GOAL>
Every line containing the word "SRMTID" needs to be found and copied.

DATASET RECORDS>
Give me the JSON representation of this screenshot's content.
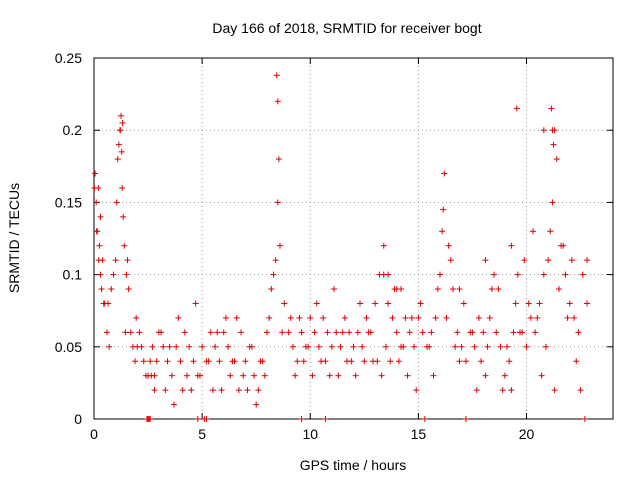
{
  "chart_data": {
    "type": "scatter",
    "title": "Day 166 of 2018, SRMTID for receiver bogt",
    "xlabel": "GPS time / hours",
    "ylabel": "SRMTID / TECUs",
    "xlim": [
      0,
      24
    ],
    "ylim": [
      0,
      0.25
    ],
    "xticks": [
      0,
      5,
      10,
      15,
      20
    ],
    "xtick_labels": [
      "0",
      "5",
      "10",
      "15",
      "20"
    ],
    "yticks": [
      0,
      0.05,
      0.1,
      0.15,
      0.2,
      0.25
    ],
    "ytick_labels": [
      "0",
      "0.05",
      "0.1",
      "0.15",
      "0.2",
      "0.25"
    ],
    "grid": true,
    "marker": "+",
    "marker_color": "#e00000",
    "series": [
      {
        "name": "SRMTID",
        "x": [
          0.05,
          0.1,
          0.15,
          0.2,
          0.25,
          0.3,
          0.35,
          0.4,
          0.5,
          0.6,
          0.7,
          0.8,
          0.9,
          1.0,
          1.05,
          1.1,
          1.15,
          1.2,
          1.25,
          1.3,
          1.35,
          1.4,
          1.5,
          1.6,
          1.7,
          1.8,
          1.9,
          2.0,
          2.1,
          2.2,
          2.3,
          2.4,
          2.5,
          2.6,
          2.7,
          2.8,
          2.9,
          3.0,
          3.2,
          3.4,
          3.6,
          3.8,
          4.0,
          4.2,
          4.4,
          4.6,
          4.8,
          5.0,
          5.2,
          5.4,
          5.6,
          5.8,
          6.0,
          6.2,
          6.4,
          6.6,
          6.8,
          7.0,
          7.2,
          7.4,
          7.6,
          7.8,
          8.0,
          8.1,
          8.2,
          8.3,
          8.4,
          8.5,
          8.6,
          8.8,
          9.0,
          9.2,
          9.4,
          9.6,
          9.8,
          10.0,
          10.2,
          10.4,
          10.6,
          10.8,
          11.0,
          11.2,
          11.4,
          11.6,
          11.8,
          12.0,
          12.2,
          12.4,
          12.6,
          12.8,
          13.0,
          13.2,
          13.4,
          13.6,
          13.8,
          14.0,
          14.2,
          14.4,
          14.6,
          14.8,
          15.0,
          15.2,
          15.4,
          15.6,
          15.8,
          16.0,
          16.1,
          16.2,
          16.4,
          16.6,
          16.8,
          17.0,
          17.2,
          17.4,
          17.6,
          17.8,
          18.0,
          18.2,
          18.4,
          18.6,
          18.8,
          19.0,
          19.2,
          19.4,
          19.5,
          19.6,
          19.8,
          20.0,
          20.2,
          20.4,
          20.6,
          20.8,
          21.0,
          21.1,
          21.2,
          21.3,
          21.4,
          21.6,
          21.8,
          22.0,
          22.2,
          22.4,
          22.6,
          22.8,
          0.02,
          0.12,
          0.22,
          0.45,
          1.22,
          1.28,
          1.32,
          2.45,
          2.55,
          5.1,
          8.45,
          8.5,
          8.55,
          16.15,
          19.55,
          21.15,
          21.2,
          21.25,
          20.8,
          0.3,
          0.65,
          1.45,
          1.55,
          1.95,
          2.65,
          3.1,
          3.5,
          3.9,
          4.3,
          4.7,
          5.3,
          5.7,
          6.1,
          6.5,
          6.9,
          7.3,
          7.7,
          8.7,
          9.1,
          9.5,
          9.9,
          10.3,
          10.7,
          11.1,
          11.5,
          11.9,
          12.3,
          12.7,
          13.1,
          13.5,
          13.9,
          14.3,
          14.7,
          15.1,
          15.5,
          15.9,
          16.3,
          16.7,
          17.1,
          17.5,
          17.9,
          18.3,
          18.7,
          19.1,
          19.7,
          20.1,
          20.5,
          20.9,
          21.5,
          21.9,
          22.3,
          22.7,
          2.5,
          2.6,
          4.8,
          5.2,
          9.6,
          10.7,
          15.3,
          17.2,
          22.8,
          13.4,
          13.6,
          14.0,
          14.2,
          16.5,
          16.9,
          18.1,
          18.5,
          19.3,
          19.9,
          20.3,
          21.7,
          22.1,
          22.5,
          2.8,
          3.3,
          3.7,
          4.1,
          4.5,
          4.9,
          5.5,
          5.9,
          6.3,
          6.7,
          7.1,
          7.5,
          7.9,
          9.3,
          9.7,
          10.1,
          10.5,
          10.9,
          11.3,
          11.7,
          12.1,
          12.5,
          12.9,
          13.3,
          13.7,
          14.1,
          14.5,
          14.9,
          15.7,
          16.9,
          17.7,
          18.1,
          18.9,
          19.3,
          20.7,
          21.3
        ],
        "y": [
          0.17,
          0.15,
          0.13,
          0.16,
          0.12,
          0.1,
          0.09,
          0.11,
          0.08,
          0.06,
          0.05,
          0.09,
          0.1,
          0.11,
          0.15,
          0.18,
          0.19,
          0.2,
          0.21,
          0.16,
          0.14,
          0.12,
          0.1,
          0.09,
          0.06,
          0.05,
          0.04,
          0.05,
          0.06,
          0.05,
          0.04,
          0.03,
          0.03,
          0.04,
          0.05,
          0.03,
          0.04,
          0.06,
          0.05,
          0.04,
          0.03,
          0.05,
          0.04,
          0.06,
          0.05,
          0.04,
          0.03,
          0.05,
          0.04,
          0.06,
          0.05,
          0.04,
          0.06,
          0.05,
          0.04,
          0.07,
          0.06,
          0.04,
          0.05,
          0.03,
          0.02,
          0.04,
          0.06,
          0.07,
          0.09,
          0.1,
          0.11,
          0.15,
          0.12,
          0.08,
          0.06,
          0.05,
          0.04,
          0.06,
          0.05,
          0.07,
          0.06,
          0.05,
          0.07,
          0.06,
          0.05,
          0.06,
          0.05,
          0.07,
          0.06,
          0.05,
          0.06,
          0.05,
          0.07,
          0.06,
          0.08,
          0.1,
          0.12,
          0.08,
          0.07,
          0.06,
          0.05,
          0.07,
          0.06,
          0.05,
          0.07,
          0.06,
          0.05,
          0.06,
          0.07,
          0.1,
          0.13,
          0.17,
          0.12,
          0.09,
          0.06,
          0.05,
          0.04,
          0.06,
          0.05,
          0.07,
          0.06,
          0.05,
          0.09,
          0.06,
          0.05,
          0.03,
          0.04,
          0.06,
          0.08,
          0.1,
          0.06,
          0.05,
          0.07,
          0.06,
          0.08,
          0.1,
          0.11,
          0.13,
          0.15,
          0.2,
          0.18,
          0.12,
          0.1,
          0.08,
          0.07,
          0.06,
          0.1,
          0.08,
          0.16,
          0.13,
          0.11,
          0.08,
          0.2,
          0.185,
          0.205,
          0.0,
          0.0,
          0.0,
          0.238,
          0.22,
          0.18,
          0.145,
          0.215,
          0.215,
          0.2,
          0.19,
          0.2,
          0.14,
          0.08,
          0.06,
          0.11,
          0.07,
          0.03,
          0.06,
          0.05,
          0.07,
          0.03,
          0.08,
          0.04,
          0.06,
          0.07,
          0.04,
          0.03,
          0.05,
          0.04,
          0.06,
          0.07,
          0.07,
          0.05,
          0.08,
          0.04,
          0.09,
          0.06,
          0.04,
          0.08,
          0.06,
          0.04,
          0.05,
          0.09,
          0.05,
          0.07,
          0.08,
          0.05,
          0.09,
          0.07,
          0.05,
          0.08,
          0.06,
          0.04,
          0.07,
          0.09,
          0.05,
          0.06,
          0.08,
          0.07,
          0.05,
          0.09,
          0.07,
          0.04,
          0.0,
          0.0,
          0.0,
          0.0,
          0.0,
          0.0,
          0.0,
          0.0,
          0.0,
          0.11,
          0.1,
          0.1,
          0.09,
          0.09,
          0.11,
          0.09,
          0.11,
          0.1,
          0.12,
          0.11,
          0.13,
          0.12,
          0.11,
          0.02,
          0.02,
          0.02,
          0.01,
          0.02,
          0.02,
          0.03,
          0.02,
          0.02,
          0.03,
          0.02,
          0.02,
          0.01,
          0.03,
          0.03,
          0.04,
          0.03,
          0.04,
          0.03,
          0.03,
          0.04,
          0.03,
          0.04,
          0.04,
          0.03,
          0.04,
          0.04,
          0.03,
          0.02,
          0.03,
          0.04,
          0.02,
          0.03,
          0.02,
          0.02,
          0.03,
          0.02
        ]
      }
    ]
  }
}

WRITTEN REPLY>
    "title": "Day 166 of 2018, SRMTID for receiver bogt",
    "ylabel": "SRMTID / TECUs",
        "name": "SRMTID",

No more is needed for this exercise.